Start of GIVEN DATA
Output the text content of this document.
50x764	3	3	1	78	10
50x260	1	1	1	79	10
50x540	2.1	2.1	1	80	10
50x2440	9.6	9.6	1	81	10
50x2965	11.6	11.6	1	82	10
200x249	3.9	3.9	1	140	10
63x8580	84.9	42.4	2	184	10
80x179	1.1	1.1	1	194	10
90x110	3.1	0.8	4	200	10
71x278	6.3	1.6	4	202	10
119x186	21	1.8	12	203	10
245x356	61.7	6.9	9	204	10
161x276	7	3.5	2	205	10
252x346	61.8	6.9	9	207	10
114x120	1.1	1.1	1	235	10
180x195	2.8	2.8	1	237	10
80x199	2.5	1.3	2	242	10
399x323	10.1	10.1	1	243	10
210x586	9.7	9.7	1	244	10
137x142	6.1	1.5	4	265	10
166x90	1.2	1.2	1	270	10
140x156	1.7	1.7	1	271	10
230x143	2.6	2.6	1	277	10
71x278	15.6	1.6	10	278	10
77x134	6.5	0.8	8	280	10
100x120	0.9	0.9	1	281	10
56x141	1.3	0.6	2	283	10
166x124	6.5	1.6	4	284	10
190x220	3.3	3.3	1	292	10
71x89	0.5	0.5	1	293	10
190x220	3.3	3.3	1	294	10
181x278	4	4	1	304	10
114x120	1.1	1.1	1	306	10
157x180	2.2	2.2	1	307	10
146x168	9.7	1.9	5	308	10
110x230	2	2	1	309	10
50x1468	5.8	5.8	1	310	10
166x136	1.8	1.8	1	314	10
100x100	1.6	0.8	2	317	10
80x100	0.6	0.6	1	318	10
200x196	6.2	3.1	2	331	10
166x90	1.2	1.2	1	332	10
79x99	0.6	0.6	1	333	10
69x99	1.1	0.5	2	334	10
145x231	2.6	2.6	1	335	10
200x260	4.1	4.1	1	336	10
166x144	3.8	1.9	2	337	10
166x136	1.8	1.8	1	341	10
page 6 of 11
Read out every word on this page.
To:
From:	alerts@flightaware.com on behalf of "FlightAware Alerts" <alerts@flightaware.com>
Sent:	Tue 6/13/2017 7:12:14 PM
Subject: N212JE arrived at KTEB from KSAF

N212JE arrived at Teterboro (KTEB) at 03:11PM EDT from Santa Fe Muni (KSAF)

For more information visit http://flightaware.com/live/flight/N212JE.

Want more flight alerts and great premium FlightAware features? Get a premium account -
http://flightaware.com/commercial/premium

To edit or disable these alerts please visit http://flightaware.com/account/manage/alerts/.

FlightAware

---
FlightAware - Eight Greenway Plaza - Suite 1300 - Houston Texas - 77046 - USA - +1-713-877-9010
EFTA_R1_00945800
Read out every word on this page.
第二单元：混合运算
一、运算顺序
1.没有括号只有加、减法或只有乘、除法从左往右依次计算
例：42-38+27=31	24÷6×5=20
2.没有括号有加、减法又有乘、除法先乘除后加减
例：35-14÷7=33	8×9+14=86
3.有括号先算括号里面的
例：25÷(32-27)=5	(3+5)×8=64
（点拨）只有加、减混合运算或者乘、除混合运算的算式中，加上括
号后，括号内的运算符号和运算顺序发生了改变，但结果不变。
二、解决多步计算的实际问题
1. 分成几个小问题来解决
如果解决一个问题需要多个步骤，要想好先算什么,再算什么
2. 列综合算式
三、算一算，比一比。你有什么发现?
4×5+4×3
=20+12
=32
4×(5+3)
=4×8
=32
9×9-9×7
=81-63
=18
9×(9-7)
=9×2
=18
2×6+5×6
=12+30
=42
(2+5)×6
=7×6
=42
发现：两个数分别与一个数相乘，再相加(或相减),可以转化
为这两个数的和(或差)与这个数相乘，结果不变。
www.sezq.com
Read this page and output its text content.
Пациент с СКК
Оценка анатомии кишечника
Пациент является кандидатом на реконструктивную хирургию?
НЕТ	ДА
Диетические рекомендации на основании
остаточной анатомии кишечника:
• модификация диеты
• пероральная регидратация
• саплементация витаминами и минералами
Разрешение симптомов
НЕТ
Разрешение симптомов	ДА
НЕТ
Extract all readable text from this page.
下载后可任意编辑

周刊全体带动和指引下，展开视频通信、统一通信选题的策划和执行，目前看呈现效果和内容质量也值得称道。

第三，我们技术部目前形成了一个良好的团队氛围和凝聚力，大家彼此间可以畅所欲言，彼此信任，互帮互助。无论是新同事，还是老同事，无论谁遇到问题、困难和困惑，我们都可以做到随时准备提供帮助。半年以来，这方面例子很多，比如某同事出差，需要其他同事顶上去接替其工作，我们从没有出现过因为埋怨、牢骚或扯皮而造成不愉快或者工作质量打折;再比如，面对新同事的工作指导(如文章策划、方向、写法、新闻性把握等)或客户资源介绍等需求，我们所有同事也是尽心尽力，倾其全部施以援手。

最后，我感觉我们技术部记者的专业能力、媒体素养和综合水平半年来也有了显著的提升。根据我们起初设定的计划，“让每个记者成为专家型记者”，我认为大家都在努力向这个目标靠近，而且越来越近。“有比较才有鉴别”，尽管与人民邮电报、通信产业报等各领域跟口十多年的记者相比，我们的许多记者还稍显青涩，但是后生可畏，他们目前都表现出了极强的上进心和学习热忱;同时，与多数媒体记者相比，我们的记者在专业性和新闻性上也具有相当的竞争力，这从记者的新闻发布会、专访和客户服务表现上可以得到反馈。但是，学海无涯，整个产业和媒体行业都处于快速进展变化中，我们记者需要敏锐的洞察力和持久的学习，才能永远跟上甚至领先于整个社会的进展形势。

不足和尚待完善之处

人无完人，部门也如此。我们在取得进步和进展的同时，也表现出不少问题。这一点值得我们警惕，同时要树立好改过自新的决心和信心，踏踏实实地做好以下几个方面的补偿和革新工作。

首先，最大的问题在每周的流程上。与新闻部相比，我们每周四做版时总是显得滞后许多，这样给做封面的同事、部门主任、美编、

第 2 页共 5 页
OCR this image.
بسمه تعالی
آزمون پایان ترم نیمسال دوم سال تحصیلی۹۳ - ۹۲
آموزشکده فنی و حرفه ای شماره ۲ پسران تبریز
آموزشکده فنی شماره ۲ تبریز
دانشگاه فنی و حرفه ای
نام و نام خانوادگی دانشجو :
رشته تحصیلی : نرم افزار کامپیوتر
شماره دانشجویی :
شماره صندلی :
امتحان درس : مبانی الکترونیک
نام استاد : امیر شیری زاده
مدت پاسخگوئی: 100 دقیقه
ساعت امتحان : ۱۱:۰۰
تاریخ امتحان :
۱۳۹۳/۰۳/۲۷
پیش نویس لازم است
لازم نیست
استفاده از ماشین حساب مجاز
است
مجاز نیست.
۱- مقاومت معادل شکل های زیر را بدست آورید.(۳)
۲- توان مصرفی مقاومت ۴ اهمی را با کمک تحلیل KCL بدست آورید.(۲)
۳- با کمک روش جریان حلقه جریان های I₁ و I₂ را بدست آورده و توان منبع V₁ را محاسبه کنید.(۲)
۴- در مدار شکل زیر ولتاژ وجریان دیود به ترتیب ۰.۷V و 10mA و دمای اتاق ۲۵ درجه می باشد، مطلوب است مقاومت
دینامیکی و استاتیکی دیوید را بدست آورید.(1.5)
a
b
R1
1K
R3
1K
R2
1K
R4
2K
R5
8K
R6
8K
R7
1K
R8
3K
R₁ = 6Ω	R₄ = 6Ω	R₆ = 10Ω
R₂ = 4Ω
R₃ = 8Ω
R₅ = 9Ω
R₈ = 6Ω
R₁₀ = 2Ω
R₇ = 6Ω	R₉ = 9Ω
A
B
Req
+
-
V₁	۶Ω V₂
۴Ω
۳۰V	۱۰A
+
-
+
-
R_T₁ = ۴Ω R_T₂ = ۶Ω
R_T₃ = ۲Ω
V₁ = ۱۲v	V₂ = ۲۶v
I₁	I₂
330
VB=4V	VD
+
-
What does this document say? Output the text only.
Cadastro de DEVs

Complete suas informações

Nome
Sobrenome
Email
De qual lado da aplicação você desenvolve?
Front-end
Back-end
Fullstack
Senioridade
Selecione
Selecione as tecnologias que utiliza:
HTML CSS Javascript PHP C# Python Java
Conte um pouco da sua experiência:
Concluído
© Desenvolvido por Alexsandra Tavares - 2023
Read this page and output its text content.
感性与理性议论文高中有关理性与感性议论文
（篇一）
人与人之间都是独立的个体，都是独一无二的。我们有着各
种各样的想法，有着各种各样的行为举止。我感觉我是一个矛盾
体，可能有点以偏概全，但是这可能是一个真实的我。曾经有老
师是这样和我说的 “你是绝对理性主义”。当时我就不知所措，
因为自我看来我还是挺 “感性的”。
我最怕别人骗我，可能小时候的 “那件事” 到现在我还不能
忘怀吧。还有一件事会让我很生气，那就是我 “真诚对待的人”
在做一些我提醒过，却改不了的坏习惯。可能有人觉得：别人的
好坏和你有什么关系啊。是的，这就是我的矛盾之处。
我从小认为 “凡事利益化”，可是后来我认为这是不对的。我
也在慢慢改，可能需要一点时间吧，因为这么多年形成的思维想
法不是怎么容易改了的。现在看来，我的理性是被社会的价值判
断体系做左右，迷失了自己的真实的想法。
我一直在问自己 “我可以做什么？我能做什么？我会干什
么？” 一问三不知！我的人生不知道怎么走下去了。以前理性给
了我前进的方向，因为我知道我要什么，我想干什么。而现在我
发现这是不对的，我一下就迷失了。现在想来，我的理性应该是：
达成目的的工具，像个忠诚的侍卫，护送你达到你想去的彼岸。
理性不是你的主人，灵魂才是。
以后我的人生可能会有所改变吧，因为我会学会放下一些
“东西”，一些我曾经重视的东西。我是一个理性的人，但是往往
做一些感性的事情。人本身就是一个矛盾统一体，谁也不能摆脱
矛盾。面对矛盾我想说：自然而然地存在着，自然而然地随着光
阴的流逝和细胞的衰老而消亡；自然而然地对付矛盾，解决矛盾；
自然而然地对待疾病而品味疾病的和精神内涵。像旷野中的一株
End of GIVEN DATA
### REQUIRED TASK:
Scan the lines for the string "this". Pick out every line that has it.

### WRITTEN RESPONSE:
Output the text content of this document.
Read out every word on this page.
Read out every word on this page.
Read this page and output its text content.
Extract all readable text from this page.
OCR this image.
What does this document say? Output the text only.
Read this page and output its text content.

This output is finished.